● AIM OF THE TASK:
In the entries below, identify every line with the string "الإتحاف" and copy it.

>> Begin

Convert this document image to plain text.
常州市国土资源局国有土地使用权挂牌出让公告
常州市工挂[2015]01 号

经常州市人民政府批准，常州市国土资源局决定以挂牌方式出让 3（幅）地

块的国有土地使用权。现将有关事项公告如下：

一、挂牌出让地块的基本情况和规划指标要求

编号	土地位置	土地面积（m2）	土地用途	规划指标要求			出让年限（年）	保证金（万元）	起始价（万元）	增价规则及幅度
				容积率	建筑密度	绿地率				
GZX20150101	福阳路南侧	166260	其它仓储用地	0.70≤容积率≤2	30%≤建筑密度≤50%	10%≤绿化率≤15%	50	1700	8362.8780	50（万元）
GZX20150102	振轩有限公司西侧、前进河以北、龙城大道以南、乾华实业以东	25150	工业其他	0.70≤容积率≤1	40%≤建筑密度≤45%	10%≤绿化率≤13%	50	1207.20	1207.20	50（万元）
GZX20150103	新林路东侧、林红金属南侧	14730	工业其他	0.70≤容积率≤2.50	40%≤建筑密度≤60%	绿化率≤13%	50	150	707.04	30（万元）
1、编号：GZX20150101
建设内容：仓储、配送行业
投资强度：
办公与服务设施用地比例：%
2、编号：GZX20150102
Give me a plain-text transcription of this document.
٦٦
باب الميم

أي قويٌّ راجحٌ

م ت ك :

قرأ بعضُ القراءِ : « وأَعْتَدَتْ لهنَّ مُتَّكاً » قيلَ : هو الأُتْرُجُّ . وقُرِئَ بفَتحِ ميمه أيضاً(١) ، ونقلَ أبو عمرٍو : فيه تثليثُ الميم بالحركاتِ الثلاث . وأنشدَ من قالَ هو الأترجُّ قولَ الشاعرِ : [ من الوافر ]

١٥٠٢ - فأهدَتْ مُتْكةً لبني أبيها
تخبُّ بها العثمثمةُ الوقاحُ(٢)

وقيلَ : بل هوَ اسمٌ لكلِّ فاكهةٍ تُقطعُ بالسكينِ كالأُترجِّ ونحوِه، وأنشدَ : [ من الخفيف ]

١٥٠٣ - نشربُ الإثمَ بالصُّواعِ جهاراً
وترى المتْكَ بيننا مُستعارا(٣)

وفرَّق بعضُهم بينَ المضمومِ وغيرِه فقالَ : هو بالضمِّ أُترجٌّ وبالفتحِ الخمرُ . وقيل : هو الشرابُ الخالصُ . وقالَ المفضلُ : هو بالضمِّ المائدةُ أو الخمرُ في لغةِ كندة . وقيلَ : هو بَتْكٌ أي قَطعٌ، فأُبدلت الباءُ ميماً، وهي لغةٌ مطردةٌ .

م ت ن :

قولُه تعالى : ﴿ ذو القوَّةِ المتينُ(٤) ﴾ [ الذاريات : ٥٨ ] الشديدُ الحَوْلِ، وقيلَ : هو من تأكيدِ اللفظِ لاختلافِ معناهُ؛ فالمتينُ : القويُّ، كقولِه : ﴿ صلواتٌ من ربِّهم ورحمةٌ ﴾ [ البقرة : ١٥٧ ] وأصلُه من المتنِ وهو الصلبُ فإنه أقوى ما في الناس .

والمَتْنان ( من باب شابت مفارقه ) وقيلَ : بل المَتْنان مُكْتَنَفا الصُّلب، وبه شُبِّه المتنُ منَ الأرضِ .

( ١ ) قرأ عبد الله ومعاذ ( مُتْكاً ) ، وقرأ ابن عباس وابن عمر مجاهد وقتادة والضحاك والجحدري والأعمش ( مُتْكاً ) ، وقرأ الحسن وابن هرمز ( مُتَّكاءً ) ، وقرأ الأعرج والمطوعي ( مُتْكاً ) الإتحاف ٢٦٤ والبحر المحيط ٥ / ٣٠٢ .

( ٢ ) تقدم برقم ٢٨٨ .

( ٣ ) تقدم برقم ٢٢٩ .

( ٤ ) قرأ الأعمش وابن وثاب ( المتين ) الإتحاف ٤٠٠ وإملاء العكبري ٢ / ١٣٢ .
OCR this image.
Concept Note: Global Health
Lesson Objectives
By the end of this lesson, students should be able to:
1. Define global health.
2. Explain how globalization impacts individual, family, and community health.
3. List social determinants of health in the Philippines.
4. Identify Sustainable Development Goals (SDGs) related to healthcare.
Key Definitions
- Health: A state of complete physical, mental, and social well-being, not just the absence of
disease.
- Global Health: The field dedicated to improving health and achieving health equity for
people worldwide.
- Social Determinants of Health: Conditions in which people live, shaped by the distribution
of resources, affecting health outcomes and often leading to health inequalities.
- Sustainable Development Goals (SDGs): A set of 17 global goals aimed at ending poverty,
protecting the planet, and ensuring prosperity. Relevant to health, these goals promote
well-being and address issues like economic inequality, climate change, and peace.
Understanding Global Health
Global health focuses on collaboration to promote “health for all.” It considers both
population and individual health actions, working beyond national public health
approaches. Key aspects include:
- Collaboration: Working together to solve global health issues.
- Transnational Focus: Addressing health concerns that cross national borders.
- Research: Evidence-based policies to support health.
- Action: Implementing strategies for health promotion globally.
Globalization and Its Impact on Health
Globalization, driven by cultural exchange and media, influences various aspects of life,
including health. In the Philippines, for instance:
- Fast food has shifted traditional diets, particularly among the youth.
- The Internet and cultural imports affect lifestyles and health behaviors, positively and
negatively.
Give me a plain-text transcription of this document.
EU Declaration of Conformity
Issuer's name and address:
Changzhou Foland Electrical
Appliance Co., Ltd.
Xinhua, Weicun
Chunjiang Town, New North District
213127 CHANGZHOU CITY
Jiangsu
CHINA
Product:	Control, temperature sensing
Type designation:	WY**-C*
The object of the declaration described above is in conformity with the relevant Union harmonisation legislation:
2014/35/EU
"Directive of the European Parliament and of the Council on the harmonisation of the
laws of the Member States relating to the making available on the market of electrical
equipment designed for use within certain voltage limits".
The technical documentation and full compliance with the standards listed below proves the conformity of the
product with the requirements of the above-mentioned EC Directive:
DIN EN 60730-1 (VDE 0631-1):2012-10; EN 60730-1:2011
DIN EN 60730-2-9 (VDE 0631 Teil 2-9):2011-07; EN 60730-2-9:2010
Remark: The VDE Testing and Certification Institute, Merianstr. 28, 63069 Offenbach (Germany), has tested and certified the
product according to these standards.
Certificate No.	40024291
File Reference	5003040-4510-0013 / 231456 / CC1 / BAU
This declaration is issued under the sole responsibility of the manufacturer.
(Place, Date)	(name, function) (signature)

>> End

● WRITTEN REPLY:
( ١ ) قرأ عبد الله ومعاذ ( مُتْكاً ) ، وقرأ ابن عباس وابن عمر مجاهد وقتادة والضحاك والجحدري والأعمش ( مُتْكاً ) ، وقرأ الحسن وابن هرمز ( مُتَّكاءً ) ، وقرأ الأعرج والمطوعي ( مُتْكاً ) الإتحاف ٢٦٤ والبحر المحيط ٥ / ٣٠٢ .
( ٤ ) قرأ الأعمش وابن وثاب ( المتين ) الإتحاف ٤٠٠ وإملاء العكبري ٢ / ١٣٢ .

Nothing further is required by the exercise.